=== Supplied material ===
::::::::

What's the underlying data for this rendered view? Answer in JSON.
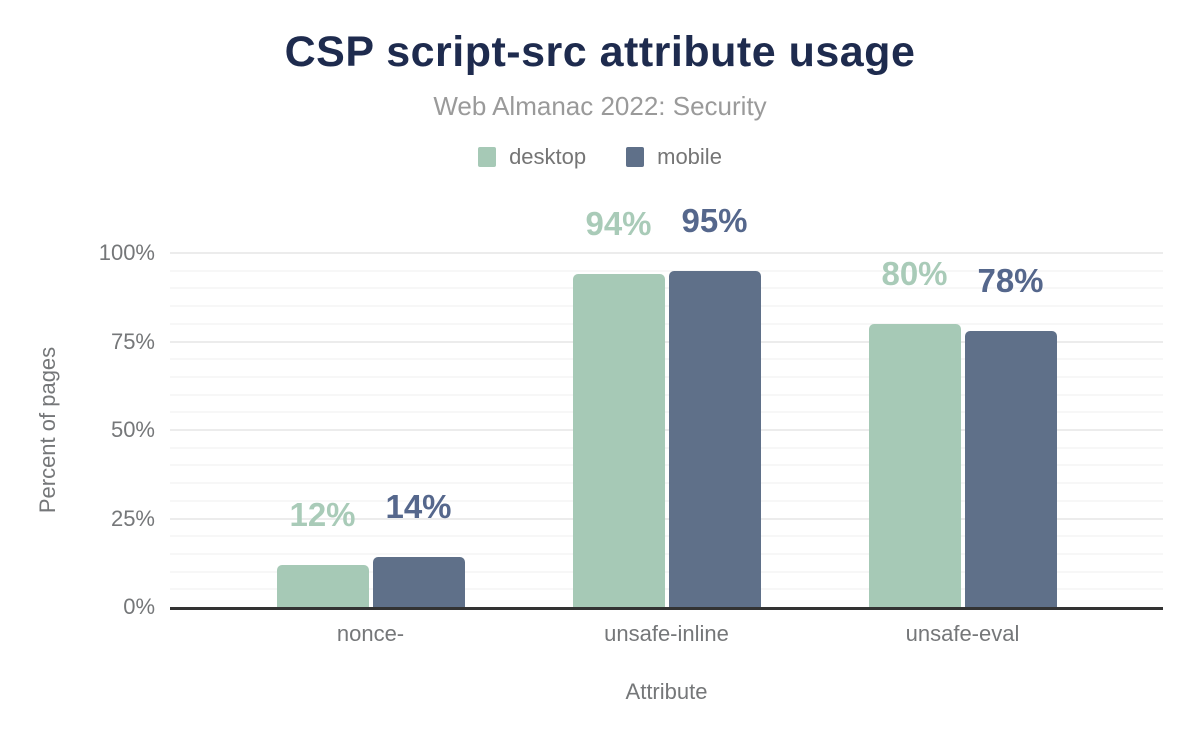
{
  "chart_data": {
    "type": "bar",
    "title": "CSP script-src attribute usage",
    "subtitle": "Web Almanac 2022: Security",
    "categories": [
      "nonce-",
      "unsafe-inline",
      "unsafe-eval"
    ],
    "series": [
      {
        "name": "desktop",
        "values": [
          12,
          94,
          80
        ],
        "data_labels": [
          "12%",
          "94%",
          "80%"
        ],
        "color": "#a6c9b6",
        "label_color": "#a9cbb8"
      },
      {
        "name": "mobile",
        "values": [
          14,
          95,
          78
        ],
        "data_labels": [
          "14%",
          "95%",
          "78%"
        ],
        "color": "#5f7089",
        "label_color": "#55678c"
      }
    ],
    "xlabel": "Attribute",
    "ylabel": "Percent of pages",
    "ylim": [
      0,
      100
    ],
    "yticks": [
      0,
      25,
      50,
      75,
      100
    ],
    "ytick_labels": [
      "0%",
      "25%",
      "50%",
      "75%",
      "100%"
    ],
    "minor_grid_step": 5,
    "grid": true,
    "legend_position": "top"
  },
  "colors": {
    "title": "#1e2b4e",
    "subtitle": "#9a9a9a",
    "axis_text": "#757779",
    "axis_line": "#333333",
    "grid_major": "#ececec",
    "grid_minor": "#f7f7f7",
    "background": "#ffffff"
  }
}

::::::::

=== Task to carry out ===
Repeat the data exactly, without the pictures.

=== Solution ===
What's the underlying data for this rendered view? Answer in JSON.
{
  "chart_data": {
    "type": "bar",
    "title": "CSP script-src attribute usage",
    "subtitle": "Web Almanac 2022: Security",
    "categories": [
      "nonce-",
      "unsafe-inline",
      "unsafe-eval"
    ],
    "series": [
      {
        "name": "desktop",
        "values": [
          12,
          94,
          80
        ],
        "data_labels": [
          "12%",
          "94%",
          "80%"
        ],
        "color": "#a6c9b6",
        "label_color": "#a9cbb8"
      },
      {
        "name": "mobile",
        "values": [
          14,
          95,
          78
        ],
        "data_labels": [
          "14%",
          "95%",
          "78%"
        ],
        "color": "#5f7089",
        "label_color": "#55678c"
      }
    ],
    "xlabel": "Attribute",
    "ylabel": "Percent of pages",
    "ylim": [
      0,
      100
    ],
    "yticks": [
      0,
      25,
      50,
      75,
      100
    ],
    "ytick_labels": [
      "0%",
      "25%",
      "50%",
      "75%",
      "100%"
    ],
    "minor_grid_step": 5,
    "grid": true,
    "legend_position": "top"
  },
  "colors": {
    "title": "#1e2b4e",
    "subtitle": "#9a9a9a",
    "axis_text": "#757779",
    "axis_line": "#333333",
    "grid_major": "#ececec",
    "grid_minor": "#f7f7f7",
    "background": "#ffffff"
  }
}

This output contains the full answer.